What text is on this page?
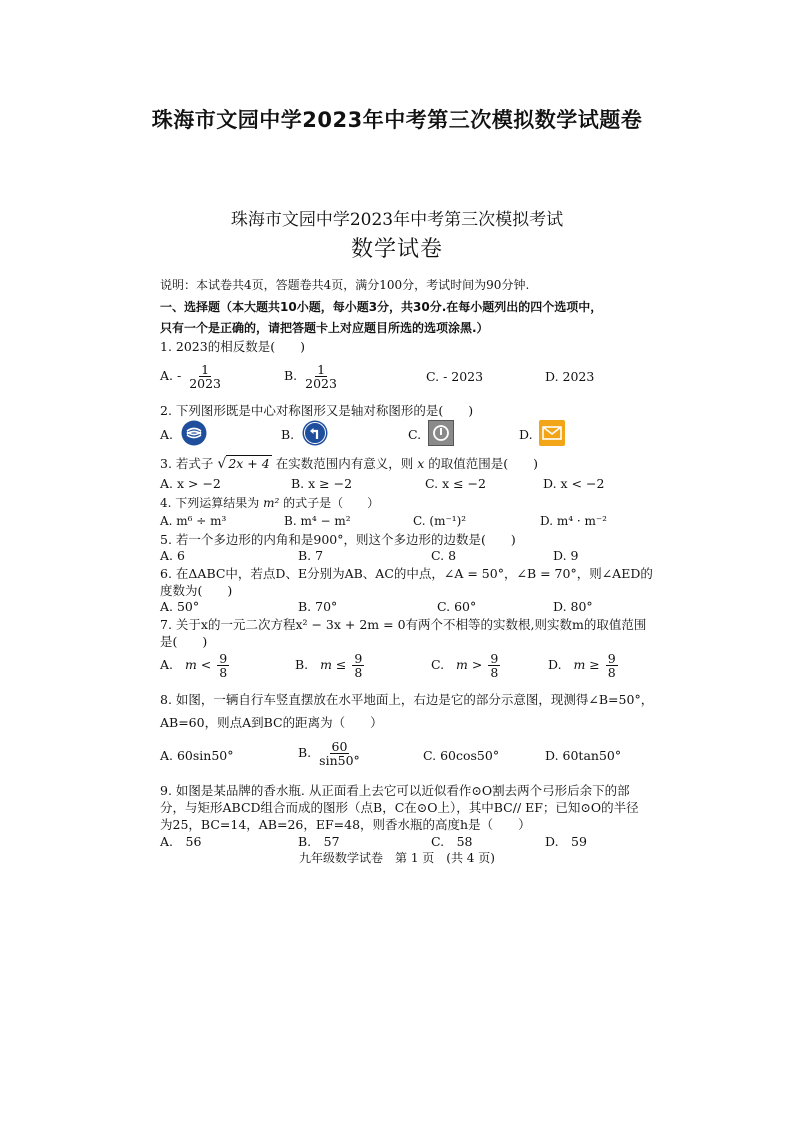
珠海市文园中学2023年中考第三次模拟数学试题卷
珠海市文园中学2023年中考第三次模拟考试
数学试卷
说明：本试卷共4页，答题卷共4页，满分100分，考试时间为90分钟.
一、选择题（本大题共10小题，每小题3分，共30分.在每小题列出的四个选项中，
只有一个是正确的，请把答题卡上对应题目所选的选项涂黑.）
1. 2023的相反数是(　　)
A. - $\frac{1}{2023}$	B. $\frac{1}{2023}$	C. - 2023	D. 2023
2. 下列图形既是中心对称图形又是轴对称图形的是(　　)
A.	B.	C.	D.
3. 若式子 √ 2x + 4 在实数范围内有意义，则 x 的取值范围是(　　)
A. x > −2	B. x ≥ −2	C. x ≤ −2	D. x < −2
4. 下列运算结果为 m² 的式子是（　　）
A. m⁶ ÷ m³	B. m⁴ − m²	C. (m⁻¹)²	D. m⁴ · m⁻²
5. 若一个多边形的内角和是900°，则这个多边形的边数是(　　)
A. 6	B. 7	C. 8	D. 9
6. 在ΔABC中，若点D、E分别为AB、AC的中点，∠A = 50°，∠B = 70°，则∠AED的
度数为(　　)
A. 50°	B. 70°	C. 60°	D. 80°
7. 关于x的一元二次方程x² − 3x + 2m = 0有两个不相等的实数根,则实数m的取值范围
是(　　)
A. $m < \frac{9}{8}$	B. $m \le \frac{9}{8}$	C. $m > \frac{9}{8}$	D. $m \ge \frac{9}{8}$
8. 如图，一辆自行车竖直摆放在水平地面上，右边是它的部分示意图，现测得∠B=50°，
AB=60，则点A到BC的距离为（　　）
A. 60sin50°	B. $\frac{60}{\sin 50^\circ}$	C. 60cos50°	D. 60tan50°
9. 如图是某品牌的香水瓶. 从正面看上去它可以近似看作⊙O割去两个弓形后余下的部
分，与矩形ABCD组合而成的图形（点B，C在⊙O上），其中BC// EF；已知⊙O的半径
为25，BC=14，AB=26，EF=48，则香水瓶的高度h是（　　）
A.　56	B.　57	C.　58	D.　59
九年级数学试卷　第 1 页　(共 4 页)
# # # #
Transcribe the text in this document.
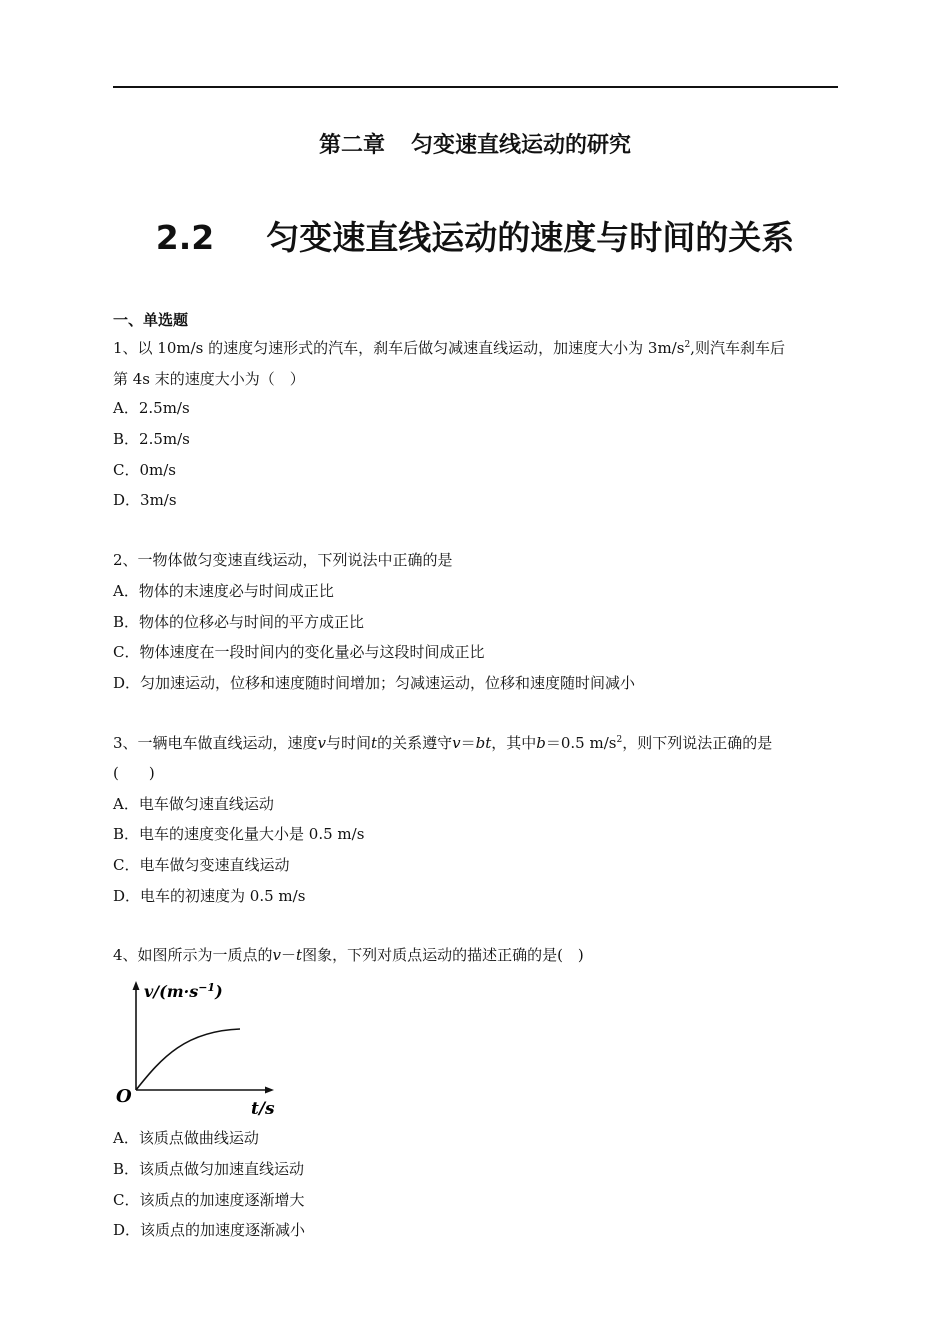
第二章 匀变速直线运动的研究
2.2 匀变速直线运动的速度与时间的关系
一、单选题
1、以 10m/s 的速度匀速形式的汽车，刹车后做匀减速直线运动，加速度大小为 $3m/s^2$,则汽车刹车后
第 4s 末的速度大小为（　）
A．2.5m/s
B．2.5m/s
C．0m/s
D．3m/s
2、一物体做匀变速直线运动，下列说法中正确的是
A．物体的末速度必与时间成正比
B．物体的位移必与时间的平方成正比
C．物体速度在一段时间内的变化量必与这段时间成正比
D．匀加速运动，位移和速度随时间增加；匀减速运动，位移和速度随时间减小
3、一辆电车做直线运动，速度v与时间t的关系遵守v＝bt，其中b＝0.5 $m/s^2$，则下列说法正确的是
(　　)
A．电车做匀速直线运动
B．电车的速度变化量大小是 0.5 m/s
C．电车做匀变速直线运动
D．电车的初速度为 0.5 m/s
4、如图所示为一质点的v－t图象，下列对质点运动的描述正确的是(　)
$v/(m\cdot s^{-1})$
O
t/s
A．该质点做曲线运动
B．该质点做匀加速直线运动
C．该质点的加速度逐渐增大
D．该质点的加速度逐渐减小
# # # #
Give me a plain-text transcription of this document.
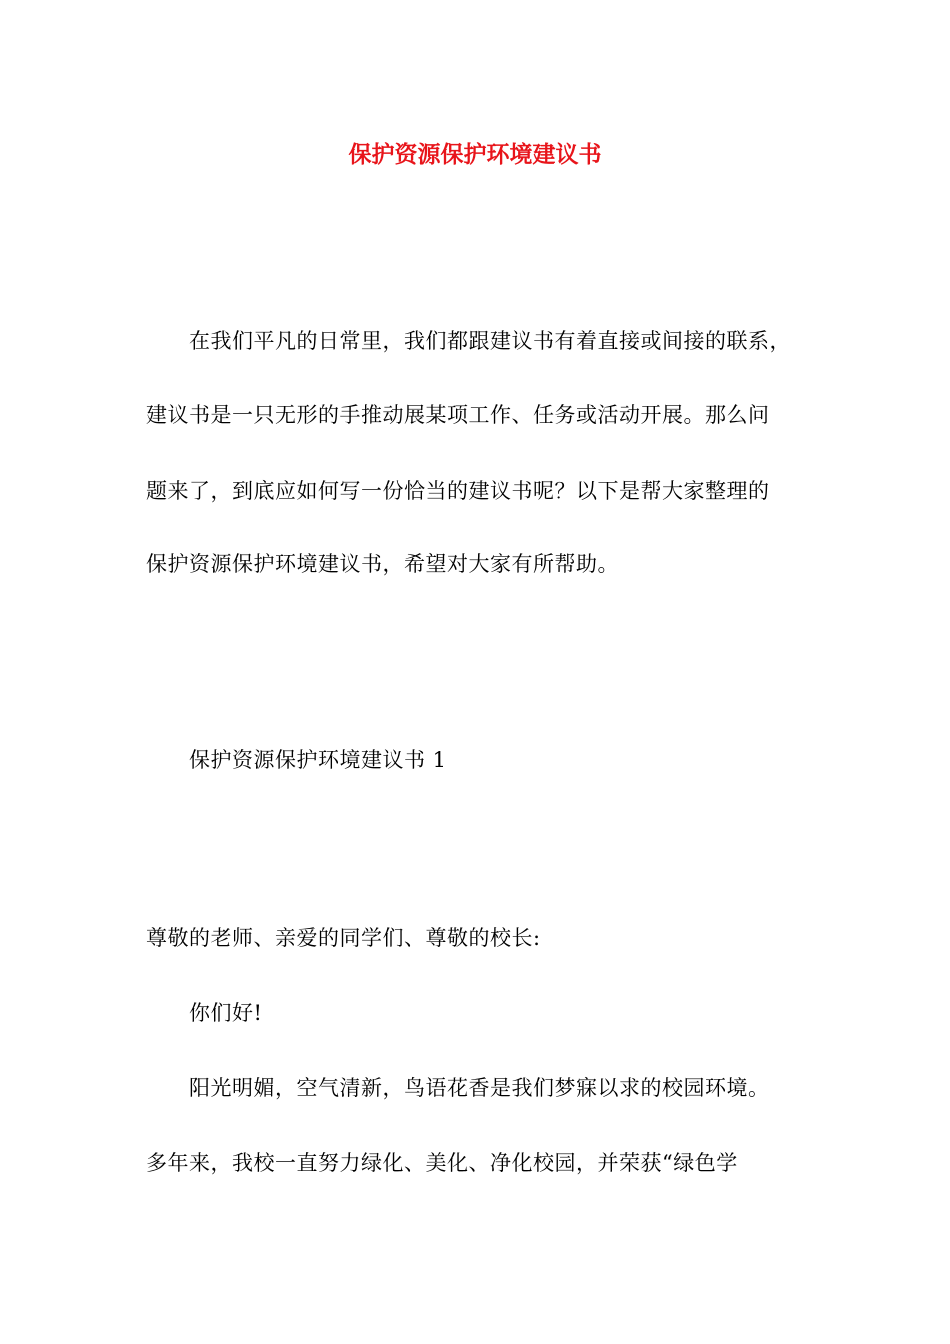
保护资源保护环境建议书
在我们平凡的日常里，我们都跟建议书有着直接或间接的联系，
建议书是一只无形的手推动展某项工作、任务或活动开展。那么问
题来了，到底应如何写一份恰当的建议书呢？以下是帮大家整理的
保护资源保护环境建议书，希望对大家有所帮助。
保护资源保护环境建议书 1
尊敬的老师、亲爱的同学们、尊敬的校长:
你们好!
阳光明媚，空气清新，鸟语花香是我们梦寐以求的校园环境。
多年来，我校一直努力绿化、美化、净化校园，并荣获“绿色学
# # # #
Exercise objective: Copy each line of the listing that contains the string "frac".

Answer for the task:
A. - $\frac{1}{2023}$	B. $\frac{1}{2023}$	C. - 2023	D. 2023
A. $m < \frac{9}{8}$	B. $m \le \frac{9}{8}$	C. $m > \frac{9}{8}$	D. $m \ge \frac{9}{8}$
A. 60sin50°	B. $\frac{60}{\sin 50^\circ}$	C. 60cos50°	D. 60tan50°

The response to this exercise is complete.